- EXERCISE DETAILS -
Search the data for the word "BigJank". Reproduce every line where it is found.

Records that describe figures:
####################

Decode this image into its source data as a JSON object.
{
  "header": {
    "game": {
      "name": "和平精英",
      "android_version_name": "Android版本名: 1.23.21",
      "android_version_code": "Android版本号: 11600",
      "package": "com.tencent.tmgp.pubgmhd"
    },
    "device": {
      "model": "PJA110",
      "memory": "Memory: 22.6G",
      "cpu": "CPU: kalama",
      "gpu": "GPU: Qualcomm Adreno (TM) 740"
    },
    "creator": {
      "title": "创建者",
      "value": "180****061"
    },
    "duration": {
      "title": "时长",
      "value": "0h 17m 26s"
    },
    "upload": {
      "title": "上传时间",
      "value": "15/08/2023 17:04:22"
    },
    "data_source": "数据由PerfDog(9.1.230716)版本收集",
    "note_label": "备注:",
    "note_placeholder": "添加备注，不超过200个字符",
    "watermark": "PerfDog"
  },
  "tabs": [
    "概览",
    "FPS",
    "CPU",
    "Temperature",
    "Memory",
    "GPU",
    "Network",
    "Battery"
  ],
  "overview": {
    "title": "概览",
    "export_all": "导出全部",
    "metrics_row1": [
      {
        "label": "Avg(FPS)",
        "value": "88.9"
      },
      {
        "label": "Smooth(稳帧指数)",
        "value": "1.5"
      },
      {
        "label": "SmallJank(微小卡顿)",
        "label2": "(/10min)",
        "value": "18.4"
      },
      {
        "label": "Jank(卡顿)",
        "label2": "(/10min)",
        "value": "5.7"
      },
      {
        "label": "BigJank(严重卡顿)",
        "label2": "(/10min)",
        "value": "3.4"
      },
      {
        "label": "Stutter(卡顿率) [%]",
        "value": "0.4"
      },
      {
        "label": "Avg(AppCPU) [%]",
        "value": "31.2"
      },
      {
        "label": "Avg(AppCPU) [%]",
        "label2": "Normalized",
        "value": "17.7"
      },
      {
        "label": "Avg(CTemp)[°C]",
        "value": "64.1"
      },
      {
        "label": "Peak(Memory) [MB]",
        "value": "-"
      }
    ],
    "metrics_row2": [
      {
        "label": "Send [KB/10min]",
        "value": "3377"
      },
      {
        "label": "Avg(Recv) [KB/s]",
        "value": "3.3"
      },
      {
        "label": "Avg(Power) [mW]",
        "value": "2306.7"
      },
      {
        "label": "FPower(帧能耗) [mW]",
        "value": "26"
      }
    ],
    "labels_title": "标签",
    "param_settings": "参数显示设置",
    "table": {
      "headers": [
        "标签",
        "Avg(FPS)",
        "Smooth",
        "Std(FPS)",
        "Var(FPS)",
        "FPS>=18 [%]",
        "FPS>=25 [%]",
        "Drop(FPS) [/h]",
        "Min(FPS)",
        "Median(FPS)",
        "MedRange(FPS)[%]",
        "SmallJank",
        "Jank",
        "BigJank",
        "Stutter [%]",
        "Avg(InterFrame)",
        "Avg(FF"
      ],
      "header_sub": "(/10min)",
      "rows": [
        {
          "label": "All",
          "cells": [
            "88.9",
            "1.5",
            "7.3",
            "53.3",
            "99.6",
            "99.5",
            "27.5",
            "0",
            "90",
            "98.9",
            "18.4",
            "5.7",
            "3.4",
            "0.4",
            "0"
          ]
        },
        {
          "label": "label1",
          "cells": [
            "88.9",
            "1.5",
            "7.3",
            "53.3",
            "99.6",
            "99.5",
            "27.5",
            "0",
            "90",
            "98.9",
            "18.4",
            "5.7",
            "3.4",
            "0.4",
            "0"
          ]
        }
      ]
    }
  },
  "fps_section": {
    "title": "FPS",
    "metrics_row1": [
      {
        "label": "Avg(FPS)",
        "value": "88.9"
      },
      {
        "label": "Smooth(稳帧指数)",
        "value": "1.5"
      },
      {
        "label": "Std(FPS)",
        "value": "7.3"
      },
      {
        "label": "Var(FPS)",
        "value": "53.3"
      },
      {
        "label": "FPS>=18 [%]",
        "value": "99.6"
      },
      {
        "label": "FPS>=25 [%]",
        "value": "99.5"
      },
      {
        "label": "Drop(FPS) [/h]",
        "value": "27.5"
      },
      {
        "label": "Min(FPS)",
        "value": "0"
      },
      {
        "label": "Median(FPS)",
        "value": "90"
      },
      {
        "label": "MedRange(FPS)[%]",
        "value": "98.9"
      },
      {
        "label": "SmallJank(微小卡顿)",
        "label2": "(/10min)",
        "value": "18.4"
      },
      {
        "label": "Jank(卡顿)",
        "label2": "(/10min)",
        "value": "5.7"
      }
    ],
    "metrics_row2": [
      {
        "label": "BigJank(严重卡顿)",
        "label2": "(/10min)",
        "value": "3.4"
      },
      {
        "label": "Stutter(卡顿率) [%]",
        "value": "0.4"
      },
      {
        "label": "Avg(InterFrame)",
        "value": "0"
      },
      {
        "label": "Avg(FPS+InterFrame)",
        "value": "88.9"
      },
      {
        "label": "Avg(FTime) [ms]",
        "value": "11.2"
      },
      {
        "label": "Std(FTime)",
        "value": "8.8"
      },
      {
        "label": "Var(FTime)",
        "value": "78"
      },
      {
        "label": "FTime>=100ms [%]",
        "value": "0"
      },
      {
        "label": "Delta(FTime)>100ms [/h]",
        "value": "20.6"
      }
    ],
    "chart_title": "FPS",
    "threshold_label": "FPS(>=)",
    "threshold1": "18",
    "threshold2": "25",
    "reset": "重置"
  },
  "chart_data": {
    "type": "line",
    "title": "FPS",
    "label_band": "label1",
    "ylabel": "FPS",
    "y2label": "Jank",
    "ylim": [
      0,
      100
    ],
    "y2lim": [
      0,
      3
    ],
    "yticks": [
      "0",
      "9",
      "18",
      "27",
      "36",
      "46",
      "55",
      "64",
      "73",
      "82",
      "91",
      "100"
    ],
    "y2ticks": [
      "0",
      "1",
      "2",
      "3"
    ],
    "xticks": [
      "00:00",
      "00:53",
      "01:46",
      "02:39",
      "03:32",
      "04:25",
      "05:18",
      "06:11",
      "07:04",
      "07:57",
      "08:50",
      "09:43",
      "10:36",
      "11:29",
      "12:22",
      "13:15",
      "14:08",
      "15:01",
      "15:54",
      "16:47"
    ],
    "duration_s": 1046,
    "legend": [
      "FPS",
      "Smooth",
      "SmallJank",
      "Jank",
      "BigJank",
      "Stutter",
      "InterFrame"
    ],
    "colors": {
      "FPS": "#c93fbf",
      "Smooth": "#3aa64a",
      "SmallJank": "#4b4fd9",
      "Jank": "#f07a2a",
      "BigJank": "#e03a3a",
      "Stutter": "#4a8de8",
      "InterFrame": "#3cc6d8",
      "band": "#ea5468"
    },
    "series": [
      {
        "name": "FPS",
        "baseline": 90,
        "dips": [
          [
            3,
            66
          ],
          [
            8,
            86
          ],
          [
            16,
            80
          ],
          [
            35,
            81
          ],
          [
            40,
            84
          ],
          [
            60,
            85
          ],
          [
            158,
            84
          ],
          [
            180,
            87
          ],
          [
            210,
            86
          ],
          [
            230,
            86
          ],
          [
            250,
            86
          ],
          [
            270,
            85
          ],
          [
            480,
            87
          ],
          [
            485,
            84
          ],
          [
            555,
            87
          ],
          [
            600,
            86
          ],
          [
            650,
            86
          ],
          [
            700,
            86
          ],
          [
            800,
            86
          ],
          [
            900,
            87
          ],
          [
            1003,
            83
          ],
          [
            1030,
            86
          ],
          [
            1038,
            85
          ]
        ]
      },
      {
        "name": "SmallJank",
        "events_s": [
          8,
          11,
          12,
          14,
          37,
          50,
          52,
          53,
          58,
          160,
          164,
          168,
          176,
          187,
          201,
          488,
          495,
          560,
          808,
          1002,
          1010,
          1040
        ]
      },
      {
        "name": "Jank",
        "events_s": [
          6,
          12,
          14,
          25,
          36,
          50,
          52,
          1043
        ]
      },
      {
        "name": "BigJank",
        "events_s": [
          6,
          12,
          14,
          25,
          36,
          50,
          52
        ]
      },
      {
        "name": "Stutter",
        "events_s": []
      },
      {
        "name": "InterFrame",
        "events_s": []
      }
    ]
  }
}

####################

- RESULT OF THIS TASK -
        "label": "BigJank(严重卡顿)",
        "BigJank",
        "label": "BigJank(严重卡顿)",
      "BigJank",
      "BigJank": "#e03a3a",
        "name": "BigJank",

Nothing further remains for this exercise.